Material for this task -
· · ·
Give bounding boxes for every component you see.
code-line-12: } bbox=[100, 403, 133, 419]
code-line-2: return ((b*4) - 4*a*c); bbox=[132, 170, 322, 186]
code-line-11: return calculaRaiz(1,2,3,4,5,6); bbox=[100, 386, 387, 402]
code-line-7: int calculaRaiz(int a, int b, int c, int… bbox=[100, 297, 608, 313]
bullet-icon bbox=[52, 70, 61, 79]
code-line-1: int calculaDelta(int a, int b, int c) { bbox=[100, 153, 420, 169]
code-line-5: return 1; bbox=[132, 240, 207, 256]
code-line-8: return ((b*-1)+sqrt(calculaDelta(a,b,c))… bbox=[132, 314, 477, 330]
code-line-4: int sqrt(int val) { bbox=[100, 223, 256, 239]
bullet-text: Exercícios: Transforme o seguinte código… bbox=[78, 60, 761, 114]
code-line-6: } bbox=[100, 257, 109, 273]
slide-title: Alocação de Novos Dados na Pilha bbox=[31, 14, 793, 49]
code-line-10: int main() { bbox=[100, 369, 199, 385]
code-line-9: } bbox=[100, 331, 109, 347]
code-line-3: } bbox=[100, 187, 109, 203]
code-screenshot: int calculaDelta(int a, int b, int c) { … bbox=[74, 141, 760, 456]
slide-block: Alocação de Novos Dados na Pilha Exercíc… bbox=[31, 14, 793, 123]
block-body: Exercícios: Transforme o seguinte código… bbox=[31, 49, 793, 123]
· · ·
What is needed - Copy the items above word for word, keeping every line as it stands.

Solution to this exercise -
Give bounding boxes for every component you see.
code-line-12: } bbox=[100, 403, 133, 419]
code-line-2: return ((b*4) - 4*a*c); bbox=[132, 170, 322, 186]
code-line-11: return calculaRaiz(1,2,3,4,5,6); bbox=[100, 386, 387, 402]
code-line-7: int calculaRaiz(int a, int b, int c, int… bbox=[100, 297, 608, 313]
bullet-icon bbox=[52, 70, 61, 79]
code-line-1: int calculaDelta(int a, int b, int c) { bbox=[100, 153, 420, 169]
code-line-5: return 1; bbox=[132, 240, 207, 256]
code-line-8: return ((b*-1)+sqrt(calculaDelta(a,b,c))… bbox=[132, 314, 477, 330]
code-line-4: int sqrt(int val) { bbox=[100, 223, 256, 239]
bullet-text: Exercícios: Transforme o seguinte código… bbox=[78, 60, 761, 114]
code-line-6: } bbox=[100, 257, 109, 273]
slide-title: Alocação de Novos Dados na Pilha bbox=[31, 14, 793, 49]
code-line-10: int main() { bbox=[100, 369, 199, 385]
code-line-9: } bbox=[100, 331, 109, 347]
code-line-3: } bbox=[100, 187, 109, 203]
code-screenshot: int calculaDelta(int a, int b, int c) { … bbox=[74, 141, 760, 456]
slide-block: Alocação de Novos Dados na Pilha Exercíc… bbox=[31, 14, 793, 123]
block-body: Exercícios: Transforme o seguinte código… bbox=[31, 49, 793, 123]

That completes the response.